• **WHAT THE TASK REQUIRES**: Extract the part of the listing that begins with the line containing "Enumerate the UI" and ends with the line containing "plot-panel xyxy=(130,62,1010,684)", including both of those lines, and reproduce it without any change.

DATA IN THIS EXERCISE start

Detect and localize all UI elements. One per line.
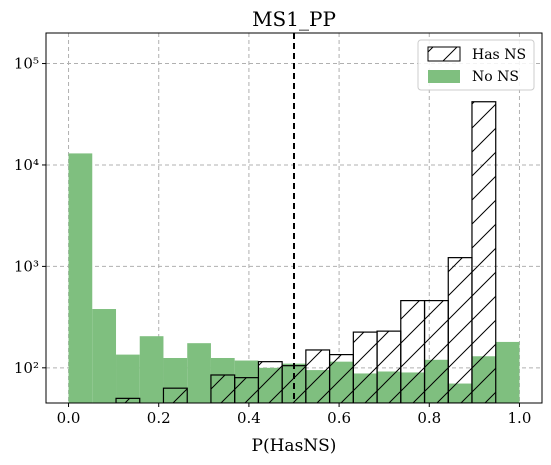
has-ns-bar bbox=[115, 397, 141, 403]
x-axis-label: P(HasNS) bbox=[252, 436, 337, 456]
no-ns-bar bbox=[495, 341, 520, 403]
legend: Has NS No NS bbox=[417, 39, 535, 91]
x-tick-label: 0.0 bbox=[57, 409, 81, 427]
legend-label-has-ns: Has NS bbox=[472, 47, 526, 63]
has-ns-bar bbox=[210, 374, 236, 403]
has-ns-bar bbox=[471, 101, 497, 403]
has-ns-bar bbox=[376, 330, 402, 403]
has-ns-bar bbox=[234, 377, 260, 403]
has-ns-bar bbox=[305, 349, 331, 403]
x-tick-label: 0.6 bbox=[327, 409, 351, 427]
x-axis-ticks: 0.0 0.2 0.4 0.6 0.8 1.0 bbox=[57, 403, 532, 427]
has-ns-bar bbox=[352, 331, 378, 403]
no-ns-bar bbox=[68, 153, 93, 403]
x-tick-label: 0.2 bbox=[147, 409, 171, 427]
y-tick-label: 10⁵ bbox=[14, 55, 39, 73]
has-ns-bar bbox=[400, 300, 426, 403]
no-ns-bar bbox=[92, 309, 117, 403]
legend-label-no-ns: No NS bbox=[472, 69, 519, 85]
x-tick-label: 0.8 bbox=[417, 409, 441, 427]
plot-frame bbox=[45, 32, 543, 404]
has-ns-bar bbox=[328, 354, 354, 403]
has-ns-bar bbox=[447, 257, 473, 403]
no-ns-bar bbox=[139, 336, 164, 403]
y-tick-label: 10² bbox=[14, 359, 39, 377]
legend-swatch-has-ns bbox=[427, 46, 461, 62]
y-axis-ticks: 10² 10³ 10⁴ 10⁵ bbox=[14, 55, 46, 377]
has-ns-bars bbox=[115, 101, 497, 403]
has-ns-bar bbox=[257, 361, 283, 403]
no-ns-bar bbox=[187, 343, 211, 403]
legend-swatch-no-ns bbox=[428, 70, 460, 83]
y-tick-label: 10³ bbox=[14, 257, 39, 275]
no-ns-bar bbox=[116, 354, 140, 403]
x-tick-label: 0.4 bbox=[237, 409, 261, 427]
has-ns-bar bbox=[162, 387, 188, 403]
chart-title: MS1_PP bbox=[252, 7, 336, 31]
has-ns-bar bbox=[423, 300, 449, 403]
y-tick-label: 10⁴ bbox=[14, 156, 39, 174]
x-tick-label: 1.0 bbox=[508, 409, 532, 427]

DATA IN THIS EXERCISE end
DATA IN THIS EXERCISE start

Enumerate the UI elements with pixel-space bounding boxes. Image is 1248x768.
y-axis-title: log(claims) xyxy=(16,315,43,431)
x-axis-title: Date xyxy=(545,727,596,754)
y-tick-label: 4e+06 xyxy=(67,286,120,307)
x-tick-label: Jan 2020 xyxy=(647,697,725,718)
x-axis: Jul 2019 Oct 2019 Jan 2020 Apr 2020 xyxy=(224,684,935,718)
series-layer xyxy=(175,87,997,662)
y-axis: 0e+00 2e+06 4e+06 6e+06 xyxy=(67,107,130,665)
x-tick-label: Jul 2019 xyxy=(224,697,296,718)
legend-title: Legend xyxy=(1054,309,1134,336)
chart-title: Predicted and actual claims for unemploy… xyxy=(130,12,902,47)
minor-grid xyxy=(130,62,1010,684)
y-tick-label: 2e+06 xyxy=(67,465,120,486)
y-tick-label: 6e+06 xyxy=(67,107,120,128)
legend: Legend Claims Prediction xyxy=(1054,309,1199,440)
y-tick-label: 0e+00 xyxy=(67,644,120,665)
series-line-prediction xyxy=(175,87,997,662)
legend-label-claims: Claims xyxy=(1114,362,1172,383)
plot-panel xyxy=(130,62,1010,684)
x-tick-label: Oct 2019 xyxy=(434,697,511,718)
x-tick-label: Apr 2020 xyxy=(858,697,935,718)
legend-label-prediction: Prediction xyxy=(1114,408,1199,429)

DATA IN THIS EXERCISE end

• **TASK ANSWER**:
Enumerate the UI elements with pixel-space bounding boxes. Image is 1248x768.
y-axis-title: log(claims) xyxy=(16,315,43,431)
x-axis-title: Date xyxy=(545,727,596,754)
y-tick-label: 4e+06 xyxy=(67,286,120,307)
x-tick-label: Jan 2020 xyxy=(647,697,725,718)
x-axis: Jul 2019 Oct 2019 Jan 2020 Apr 2020 xyxy=(224,684,935,718)
series-layer xyxy=(175,87,997,662)
y-axis: 0e+00 2e+06 4e+06 6e+06 xyxy=(67,107,130,665)
x-tick-label: Jul 2019 xyxy=(224,697,296,718)
legend-title: Legend xyxy=(1054,309,1134,336)
chart-title: Predicted and actual claims for unemploy… xyxy=(130,12,902,47)
minor-grid xyxy=(130,62,1010,684)
y-tick-label: 2e+06 xyxy=(67,465,120,486)
y-tick-label: 6e+06 xyxy=(67,107,120,128)
legend: Legend Claims Prediction xyxy=(1054,309,1199,440)
y-tick-label: 0e+00 xyxy=(67,644,120,665)
series-line-prediction xyxy=(175,87,997,662)
legend-label-claims: Claims xyxy=(1114,362,1172,383)
plot-panel xyxy=(130,62,1010,684)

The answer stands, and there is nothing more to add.